### Data to use ###
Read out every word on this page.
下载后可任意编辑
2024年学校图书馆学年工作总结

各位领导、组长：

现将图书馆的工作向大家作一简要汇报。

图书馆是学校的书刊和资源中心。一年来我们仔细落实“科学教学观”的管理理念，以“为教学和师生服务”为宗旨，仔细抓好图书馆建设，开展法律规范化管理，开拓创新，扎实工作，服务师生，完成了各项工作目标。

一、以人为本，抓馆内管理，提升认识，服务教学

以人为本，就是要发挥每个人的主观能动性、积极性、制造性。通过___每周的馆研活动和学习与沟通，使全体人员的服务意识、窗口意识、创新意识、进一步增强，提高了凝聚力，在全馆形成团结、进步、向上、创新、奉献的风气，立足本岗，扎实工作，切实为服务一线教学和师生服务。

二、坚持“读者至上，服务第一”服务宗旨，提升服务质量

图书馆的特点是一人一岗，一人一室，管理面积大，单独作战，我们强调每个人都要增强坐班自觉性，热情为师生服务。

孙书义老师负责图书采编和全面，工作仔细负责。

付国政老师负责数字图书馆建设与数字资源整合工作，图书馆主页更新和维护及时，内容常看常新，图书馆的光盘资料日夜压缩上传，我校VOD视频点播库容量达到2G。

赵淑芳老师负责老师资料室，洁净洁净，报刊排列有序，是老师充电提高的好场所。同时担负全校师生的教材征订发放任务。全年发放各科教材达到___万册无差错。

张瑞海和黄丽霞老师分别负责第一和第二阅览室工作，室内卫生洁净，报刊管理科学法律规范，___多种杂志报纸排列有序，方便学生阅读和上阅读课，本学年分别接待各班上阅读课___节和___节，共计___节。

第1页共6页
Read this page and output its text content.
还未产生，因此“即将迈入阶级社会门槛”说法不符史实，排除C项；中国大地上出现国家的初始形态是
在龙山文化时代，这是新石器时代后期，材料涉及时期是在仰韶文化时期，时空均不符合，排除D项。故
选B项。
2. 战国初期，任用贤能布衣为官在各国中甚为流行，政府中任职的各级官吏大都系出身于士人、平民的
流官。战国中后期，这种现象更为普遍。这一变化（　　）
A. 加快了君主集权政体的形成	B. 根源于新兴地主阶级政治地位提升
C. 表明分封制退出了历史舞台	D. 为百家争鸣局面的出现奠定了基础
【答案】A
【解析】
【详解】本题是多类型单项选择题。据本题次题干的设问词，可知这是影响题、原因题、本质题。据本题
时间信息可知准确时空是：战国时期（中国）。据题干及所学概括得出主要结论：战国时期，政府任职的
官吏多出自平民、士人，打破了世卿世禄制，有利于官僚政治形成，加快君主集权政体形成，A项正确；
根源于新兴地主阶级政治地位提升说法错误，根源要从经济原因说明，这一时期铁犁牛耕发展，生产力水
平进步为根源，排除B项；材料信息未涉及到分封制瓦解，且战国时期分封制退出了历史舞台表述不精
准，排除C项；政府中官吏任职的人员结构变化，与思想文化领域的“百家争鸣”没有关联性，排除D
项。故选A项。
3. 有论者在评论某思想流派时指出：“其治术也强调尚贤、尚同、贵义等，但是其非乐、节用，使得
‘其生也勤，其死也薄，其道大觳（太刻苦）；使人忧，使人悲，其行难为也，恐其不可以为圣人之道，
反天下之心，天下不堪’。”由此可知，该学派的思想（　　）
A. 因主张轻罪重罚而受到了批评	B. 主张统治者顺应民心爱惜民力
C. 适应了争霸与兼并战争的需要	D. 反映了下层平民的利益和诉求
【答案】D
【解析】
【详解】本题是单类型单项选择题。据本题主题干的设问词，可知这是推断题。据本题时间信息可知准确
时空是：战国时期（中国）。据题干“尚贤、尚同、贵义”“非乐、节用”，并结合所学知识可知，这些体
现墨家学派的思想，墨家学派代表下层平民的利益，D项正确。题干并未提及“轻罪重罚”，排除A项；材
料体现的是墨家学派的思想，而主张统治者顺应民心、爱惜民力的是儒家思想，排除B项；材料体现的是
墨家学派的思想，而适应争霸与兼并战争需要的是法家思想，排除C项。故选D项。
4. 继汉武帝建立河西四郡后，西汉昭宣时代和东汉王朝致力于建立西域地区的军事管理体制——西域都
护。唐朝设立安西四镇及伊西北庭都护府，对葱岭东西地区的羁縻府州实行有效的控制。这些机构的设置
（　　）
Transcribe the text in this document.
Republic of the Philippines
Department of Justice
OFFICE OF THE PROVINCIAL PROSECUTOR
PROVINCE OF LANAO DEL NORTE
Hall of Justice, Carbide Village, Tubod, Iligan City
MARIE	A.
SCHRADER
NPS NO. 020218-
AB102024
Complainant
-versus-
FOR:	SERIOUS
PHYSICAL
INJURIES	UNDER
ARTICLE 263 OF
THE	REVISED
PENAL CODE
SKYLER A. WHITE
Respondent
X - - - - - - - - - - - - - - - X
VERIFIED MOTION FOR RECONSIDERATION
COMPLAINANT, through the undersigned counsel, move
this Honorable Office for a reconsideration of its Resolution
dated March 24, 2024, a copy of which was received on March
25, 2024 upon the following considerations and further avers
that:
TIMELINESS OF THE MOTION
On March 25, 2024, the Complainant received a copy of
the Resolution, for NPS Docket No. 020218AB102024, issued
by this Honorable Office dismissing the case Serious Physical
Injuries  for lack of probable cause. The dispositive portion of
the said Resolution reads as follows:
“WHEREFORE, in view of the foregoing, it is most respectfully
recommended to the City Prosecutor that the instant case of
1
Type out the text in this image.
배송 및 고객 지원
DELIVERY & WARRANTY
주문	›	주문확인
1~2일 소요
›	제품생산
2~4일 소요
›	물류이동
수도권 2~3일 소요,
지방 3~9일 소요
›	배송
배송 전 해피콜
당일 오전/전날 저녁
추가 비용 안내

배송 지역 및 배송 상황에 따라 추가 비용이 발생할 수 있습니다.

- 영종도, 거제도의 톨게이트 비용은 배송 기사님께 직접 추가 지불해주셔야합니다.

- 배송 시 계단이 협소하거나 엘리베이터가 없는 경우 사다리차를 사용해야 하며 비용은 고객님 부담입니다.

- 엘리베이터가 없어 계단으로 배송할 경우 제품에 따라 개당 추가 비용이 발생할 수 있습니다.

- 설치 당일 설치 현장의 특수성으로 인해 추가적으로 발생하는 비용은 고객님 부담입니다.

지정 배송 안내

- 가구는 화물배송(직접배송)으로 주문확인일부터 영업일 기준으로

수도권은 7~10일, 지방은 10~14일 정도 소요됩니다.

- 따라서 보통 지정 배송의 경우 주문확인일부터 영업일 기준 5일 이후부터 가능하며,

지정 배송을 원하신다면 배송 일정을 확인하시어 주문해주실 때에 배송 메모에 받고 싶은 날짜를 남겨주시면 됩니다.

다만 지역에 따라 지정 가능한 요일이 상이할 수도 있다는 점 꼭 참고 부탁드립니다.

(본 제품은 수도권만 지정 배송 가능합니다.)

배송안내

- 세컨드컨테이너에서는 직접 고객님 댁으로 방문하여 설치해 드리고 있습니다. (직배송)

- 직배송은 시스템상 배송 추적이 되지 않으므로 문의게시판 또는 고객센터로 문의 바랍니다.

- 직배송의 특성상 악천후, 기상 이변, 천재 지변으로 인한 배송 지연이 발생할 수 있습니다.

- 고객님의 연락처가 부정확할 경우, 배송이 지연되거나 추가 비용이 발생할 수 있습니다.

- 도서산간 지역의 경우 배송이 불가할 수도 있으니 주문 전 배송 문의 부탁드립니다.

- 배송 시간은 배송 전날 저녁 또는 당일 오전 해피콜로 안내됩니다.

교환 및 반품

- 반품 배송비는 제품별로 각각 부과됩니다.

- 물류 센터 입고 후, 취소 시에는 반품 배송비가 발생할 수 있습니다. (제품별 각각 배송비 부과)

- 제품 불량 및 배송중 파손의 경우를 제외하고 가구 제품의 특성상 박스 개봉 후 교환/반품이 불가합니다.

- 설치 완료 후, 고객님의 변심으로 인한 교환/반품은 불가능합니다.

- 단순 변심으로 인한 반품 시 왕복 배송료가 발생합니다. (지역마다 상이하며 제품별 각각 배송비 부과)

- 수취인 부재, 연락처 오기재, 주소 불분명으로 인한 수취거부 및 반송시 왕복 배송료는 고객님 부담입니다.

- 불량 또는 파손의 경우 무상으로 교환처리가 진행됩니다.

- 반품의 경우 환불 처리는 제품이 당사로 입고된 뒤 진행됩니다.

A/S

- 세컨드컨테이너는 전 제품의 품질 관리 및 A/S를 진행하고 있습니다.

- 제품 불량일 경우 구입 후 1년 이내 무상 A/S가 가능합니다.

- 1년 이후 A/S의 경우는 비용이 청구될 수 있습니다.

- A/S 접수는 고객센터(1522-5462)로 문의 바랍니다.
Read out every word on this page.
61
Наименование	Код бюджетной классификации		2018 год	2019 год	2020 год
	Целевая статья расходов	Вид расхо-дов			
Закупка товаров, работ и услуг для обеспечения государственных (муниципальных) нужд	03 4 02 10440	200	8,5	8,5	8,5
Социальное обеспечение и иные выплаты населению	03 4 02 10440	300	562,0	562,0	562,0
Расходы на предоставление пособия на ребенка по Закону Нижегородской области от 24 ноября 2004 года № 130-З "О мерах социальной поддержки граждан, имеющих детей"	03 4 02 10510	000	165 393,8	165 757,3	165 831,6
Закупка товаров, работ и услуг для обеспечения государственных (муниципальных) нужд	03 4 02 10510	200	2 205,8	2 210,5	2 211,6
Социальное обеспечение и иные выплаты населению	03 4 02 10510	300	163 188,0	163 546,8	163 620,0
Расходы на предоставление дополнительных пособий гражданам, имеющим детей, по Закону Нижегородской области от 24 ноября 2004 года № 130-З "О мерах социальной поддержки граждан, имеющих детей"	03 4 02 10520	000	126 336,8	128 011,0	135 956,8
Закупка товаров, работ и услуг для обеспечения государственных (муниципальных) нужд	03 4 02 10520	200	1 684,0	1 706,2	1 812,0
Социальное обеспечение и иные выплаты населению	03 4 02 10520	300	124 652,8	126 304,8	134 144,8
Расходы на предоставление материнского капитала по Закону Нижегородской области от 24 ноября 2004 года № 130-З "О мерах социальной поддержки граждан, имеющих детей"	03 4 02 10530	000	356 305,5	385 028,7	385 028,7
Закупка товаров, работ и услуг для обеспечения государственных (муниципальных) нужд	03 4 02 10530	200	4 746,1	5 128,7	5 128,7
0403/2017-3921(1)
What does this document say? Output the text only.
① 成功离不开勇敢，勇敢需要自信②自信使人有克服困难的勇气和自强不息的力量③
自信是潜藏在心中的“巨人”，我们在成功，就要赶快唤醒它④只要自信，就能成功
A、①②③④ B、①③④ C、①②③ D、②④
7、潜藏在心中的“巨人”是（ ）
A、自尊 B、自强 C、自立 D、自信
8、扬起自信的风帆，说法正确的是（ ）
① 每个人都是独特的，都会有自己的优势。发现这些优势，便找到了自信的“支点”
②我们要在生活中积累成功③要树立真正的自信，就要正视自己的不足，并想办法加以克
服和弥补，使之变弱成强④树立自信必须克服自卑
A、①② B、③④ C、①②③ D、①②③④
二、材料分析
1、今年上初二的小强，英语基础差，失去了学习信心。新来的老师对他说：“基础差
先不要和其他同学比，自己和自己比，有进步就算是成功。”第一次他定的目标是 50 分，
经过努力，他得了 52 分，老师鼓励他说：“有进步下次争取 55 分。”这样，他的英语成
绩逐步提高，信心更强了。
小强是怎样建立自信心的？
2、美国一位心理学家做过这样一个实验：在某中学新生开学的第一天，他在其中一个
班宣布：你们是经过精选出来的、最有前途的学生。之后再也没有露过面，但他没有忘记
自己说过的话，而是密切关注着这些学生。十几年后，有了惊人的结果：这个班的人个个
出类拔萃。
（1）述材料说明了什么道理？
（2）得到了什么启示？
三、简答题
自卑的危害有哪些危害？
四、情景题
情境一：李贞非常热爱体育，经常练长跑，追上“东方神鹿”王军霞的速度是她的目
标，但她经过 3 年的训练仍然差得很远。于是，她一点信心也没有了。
###
Problem statement
Write down every line of the data above that includes the string "Resolution".

Result below
this Honorable Office for a reconsideration of its Resolution
the Resolution, for NPS Docket No. 020218AB102024, issued
the said Resolution reads as follows:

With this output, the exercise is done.